Goal of the exercise:
Pull out every line from the listing that has the word "Hektar".

Dataset records:
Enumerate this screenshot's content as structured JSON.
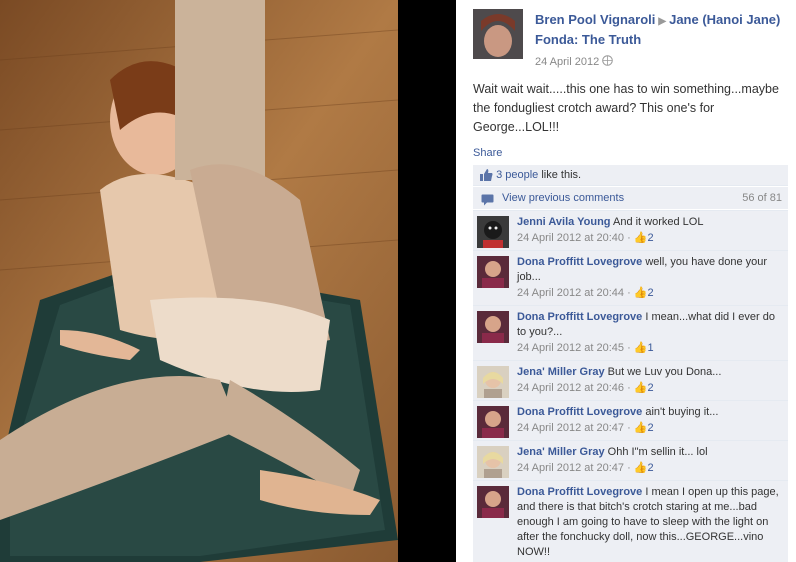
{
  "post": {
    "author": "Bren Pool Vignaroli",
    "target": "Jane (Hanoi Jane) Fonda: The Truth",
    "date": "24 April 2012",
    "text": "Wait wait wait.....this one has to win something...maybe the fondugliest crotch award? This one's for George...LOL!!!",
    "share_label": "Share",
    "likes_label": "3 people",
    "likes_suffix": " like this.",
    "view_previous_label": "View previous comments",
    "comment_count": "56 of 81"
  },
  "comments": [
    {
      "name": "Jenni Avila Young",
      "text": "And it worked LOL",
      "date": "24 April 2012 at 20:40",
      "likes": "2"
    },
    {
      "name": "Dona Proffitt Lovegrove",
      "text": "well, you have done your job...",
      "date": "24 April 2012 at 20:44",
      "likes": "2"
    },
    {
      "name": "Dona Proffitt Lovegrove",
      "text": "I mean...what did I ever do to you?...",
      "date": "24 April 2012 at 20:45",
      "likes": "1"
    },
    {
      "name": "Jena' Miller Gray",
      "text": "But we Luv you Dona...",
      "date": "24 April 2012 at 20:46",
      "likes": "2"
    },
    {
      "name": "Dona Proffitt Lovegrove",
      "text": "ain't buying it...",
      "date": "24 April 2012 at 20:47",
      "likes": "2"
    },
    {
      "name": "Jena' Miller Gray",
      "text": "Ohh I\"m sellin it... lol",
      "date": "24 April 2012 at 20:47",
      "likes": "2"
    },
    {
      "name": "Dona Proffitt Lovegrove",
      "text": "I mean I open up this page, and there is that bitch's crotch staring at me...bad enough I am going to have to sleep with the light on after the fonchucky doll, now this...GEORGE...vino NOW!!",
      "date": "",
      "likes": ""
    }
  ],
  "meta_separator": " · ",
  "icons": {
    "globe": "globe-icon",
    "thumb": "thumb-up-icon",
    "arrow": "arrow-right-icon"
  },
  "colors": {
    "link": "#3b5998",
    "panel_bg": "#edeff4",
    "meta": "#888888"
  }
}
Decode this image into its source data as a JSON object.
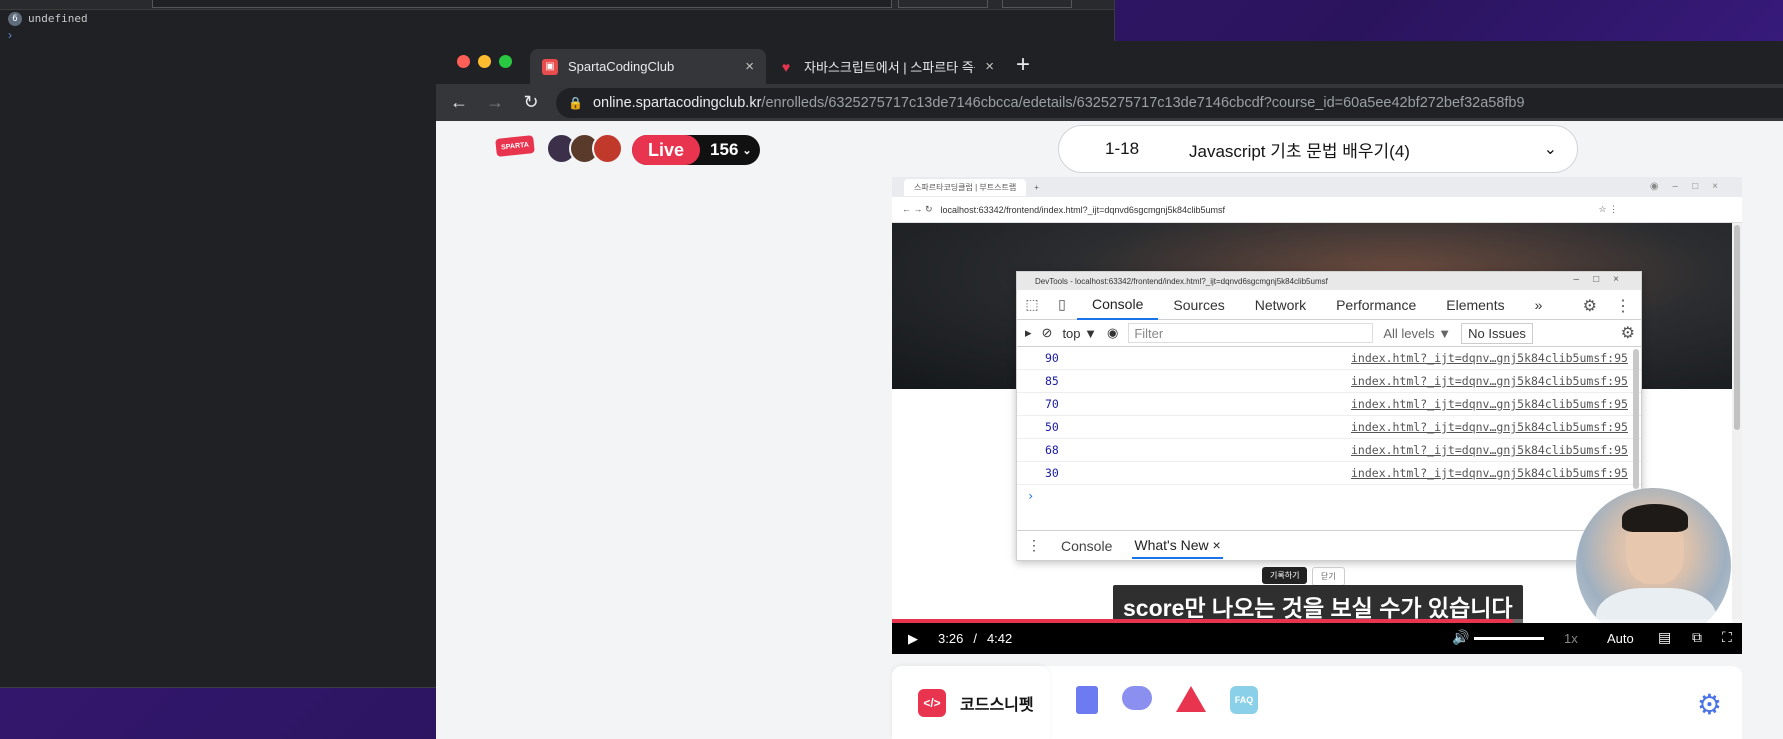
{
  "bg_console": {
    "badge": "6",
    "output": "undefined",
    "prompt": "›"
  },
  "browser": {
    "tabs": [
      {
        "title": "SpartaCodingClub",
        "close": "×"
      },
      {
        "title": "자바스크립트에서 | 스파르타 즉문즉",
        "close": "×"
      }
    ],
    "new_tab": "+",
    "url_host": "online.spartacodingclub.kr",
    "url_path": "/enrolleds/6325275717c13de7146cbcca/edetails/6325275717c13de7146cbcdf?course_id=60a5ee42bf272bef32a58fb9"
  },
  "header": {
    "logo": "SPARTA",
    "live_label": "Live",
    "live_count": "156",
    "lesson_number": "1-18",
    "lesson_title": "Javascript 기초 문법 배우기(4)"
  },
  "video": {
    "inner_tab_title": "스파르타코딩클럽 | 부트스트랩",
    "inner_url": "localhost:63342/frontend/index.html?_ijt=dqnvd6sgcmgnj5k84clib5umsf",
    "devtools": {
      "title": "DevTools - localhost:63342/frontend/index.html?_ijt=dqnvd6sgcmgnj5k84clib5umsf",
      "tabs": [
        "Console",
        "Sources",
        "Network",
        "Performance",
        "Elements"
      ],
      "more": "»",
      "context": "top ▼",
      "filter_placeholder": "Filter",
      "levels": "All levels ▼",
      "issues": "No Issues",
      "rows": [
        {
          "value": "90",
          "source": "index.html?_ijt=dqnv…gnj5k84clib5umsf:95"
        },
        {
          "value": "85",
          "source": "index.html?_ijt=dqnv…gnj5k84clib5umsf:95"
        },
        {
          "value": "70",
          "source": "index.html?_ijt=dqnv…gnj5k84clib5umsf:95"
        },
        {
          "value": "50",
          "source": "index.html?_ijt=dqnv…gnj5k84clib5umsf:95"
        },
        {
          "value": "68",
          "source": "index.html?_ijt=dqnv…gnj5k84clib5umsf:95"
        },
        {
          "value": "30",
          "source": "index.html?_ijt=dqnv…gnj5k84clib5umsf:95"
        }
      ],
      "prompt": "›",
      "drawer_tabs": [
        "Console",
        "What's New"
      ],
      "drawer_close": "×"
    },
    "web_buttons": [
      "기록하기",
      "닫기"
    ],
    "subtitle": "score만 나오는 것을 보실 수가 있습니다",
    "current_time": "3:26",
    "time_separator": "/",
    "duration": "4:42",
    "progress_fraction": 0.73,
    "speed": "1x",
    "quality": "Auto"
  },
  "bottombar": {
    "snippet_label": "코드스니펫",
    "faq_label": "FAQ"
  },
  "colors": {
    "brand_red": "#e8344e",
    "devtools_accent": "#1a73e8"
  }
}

---

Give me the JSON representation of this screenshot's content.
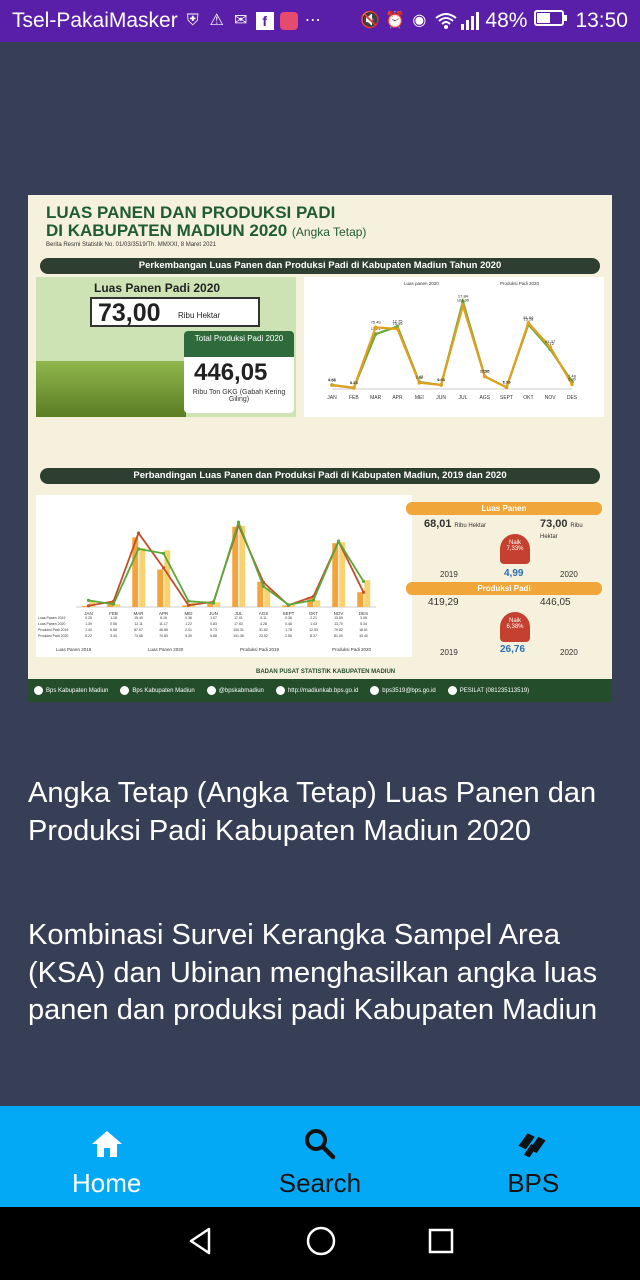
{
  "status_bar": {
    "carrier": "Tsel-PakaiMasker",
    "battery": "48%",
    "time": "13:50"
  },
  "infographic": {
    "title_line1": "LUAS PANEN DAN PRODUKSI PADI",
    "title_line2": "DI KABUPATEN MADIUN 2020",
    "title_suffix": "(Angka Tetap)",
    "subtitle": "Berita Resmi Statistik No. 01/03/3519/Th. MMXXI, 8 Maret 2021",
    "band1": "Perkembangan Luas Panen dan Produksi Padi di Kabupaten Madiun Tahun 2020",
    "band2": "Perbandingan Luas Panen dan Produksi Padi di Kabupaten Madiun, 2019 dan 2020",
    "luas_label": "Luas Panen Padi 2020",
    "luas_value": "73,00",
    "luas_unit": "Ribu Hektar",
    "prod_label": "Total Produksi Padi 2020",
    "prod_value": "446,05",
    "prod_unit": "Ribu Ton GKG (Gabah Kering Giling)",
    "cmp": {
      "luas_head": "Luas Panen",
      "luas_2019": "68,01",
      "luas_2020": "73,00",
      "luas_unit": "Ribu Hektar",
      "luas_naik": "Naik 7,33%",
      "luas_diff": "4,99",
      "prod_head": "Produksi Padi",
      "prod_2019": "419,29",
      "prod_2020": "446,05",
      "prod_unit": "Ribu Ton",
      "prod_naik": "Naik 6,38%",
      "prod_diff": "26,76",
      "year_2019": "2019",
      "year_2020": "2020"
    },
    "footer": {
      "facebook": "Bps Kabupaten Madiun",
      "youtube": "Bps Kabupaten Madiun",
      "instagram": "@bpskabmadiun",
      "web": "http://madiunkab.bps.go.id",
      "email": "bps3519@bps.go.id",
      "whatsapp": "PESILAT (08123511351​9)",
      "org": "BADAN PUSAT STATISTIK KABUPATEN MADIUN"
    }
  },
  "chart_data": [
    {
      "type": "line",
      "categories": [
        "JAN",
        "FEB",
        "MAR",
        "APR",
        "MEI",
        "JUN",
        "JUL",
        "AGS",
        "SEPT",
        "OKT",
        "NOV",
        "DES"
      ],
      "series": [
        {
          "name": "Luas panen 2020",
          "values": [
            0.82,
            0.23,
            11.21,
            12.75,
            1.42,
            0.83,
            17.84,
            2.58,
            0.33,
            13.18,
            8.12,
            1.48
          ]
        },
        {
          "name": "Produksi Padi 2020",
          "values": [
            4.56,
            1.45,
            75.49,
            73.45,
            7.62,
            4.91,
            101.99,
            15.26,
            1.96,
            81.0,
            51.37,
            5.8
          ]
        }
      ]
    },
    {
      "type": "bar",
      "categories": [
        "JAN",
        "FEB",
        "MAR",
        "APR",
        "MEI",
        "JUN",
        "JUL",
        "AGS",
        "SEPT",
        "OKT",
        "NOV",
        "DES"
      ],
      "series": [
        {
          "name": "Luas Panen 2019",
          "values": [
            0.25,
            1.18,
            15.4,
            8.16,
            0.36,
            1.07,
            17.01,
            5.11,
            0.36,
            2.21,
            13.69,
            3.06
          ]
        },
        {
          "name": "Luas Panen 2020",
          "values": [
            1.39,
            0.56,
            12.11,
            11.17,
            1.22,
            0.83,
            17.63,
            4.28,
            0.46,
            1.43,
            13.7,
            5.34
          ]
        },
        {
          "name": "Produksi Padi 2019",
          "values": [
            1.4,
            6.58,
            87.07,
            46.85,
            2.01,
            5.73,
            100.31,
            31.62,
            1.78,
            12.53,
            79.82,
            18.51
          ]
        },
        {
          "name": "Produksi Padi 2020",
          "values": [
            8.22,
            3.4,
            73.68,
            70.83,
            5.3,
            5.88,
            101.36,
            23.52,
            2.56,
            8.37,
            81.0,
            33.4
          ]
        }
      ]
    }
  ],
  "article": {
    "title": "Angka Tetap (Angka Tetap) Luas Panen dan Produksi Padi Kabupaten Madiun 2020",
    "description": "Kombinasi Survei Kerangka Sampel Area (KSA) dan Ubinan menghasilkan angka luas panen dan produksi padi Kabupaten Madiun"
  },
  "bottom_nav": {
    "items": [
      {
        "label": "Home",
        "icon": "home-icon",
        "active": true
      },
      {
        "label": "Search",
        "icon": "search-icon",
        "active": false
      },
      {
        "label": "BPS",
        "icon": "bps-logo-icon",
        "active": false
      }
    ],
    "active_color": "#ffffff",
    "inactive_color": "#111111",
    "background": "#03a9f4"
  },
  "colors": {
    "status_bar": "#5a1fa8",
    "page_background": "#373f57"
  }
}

Exercise solution:
    "luas_unit": "Ribu Hektar",
      "luas_unit": "Ribu Hektar",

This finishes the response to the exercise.